>> start The data

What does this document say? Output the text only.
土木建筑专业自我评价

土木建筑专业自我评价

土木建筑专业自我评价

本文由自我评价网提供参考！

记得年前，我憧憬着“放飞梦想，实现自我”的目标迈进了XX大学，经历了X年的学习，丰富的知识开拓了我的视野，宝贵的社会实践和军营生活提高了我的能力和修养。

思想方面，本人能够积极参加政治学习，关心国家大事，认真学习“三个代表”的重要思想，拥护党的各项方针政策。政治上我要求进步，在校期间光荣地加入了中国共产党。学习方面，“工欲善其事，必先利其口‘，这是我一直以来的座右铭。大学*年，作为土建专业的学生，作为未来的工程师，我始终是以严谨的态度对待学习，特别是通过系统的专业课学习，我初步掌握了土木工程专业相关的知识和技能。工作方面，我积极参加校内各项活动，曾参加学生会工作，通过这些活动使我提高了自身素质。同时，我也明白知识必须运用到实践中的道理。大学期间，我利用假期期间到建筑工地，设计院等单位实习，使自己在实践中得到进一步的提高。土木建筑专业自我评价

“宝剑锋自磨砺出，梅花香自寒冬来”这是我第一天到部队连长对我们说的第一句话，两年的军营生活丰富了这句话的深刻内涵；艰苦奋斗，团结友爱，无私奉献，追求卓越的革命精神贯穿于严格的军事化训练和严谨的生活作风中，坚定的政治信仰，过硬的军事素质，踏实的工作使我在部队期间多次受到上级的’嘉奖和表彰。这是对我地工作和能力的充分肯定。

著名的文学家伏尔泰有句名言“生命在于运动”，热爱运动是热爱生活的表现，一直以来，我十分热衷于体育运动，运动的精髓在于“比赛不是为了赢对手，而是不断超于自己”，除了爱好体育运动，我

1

>> end The data

* What needs to be done *
Repeat the lines above exactly.

* Output of the exercise *
What does this document say? Output the text only.
土木建筑专业自我评价

土木建筑专业自我评价

土木建筑专业自我评价

本文由自我评价网提供参考！

记得年前，我憧憬着“放飞梦想，实现自我”的目标迈进了XX大学，经历了X年的学习，丰富的知识开拓了我的视野，宝贵的社会实践和军营生活提高了我的能力和修养。

思想方面，本人能够积极参加政治学习，关心国家大事，认真学习“三个代表”的重要思想，拥护党的各项方针政策。政治上我要求进步，在校期间光荣地加入了中国共产党。学习方面，“工欲善其事，必先利其口‘，这是我一直以来的座右铭。大学*年，作为土建专业的学生，作为未来的工程师，我始终是以严谨的态度对待学习，特别是通过系统的专业课学习，我初步掌握了土木工程专业相关的知识和技能。工作方面，我积极参加校内各项活动，曾参加学生会工作，通过这些活动使我提高了自身素质。同时，我也明白知识必须运用到实践中的道理。大学期间，我利用假期期间到建筑工地，设计院等单位实习，使自己在实践中得到进一步的提高。土木建筑专业自我评价

“宝剑锋自磨砺出，梅花香自寒冬来”这是我第一天到部队连长对我们说的第一句话，两年的军营生活丰富了这句话的深刻内涵；艰苦奋斗，团结友爱，无私奉献，追求卓越的革命精神贯穿于严格的军事化训练和严谨的生活作风中，坚定的政治信仰，过硬的军事素质，踏实的工作使我在部队期间多次受到上级的’嘉奖和表彰。这是对我地工作和能力的充分肯定。

著名的文学家伏尔泰有句名言“生命在于运动”，热爱运动是热爱生活的表现，一直以来，我十分热衷于体育运动，运动的精髓在于“比赛不是为了赢对手，而是不断超于自己”，除了爱好体育运动，我

1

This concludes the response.